begin Dataset rows

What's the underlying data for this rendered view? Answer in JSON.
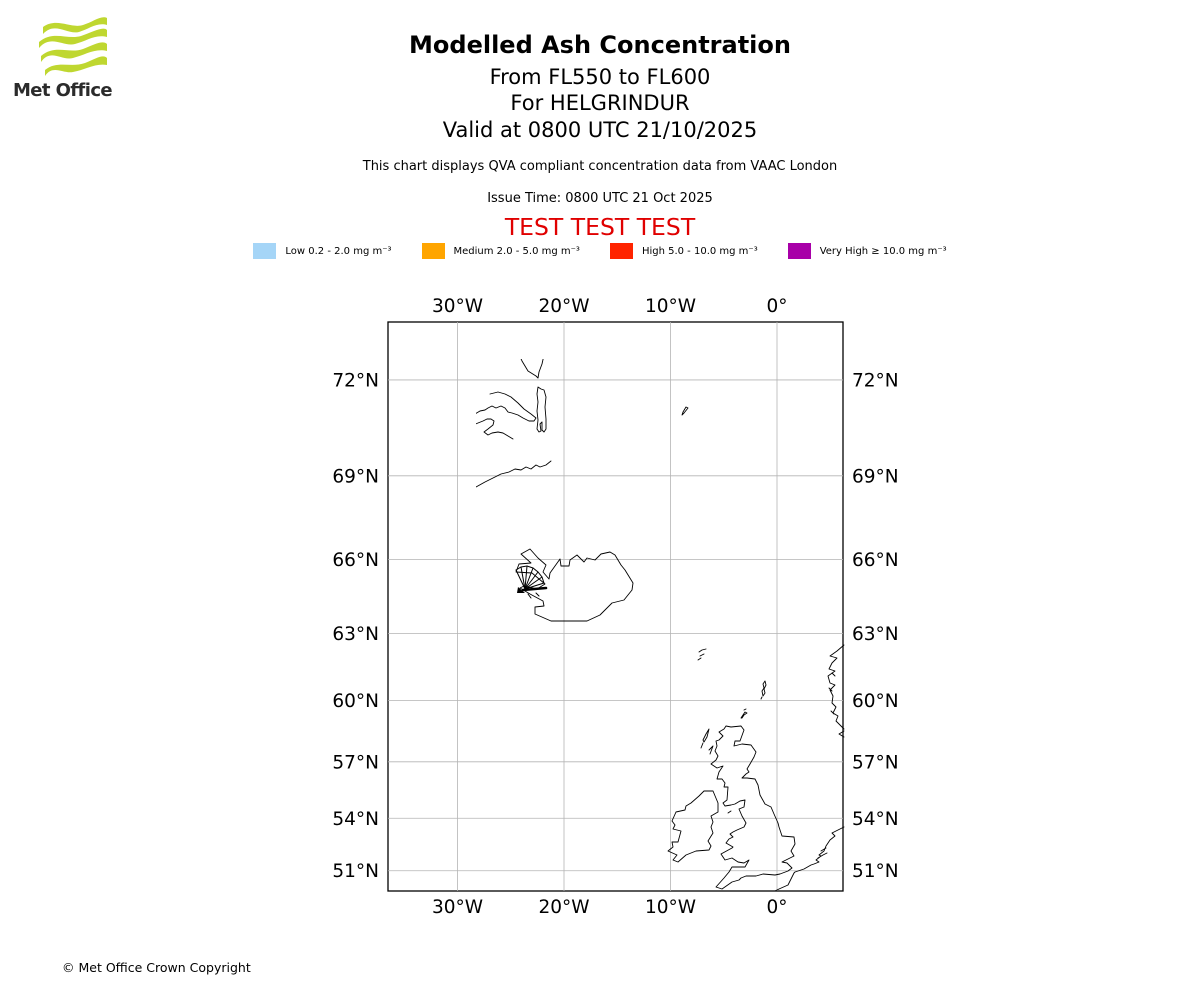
{
  "header": {
    "logo_text": "Met Office",
    "title": "Modelled Ash Concentration",
    "subtitle1": "From FL550 to FL600",
    "subtitle2": "For HELGRINDUR",
    "subtitle3": "Valid at 0800 UTC 21/10/2025",
    "note": "This chart displays QVA compliant concentration data from VAAC London",
    "issue_time": "Issue Time: 0800 UTC 21 Oct 2025",
    "test_banner": "TEST TEST TEST"
  },
  "legend": {
    "items": [
      {
        "label": "Low 0.2 - 2.0 mg m⁻³",
        "color": "#a5d5f7"
      },
      {
        "label": "Medium 2.0 - 5.0 mg m⁻³",
        "color": "#ffa500"
      },
      {
        "label": "High 5.0 - 10.0 mg m⁻³",
        "color": "#ff2400"
      },
      {
        "label": "Very High ≥ 10.0 mg m⁻³",
        "color": "#a800a8"
      }
    ]
  },
  "map": {
    "lon_ticks": [
      {
        "value": -30,
        "label": "30°W"
      },
      {
        "value": -20,
        "label": "20°W"
      },
      {
        "value": -10,
        "label": "10°W"
      },
      {
        "value": 0,
        "label": "0°"
      }
    ],
    "lat_ticks": [
      {
        "value": 72,
        "label": "72°N"
      },
      {
        "value": 69,
        "label": "69°N"
      },
      {
        "value": 66,
        "label": "66°N"
      },
      {
        "value": 63,
        "label": "63°N"
      },
      {
        "value": 60,
        "label": "60°N"
      },
      {
        "value": 57,
        "label": "57°N"
      },
      {
        "value": 54,
        "label": "54°N"
      },
      {
        "value": 51,
        "label": "51°N"
      }
    ],
    "grid_color": "#b4b4b4",
    "coast_color": "#000000",
    "frame_color": "#000000"
  },
  "footer": {
    "copyright": "© Met Office Crown Copyright"
  },
  "colors": {
    "test_red": "#e00000",
    "logo_green": "#bfd730"
  }
}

end Dataset rows

(Goal of the exercise): Skip the images and write out the rest of the listing exactly.

(The completed task):
What's the underlying data for this rendered view? Answer in JSON.
{
  "header": {
    "logo_text": "Met Office",
    "title": "Modelled Ash Concentration",
    "subtitle1": "From FL550 to FL600",
    "subtitle2": "For HELGRINDUR",
    "subtitle3": "Valid at 0800 UTC 21/10/2025",
    "note": "This chart displays QVA compliant concentration data from VAAC London",
    "issue_time": "Issue Time: 0800 UTC 21 Oct 2025",
    "test_banner": "TEST TEST TEST"
  },
  "legend": {
    "items": [
      {
        "label": "Low 0.2 - 2.0 mg m⁻³",
        "color": "#a5d5f7"
      },
      {
        "label": "Medium 2.0 - 5.0 mg m⁻³",
        "color": "#ffa500"
      },
      {
        "label": "High 5.0 - 10.0 mg m⁻³",
        "color": "#ff2400"
      },
      {
        "label": "Very High ≥ 10.0 mg m⁻³",
        "color": "#a800a8"
      }
    ]
  },
  "map": {
    "lon_ticks": [
      {
        "value": -30,
        "label": "30°W"
      },
      {
        "value": -20,
        "label": "20°W"
      },
      {
        "value": -10,
        "label": "10°W"
      },
      {
        "value": 0,
        "label": "0°"
      }
    ],
    "lat_ticks": [
      {
        "value": 72,
        "label": "72°N"
      },
      {
        "value": 69,
        "label": "69°N"
      },
      {
        "value": 66,
        "label": "66°N"
      },
      {
        "value": 63,
        "label": "63°N"
      },
      {
        "value": 60,
        "label": "60°N"
      },
      {
        "value": 57,
        "label": "57°N"
      },
      {
        "value": 54,
        "label": "54°N"
      },
      {
        "value": 51,
        "label": "51°N"
      }
    ],
    "grid_color": "#b4b4b4",
    "coast_color": "#000000",
    "frame_color": "#000000"
  },
  "footer": {
    "copyright": "© Met Office Crown Copyright"
  },
  "colors": {
    "test_red": "#e00000",
    "logo_green": "#bfd730"
  }
}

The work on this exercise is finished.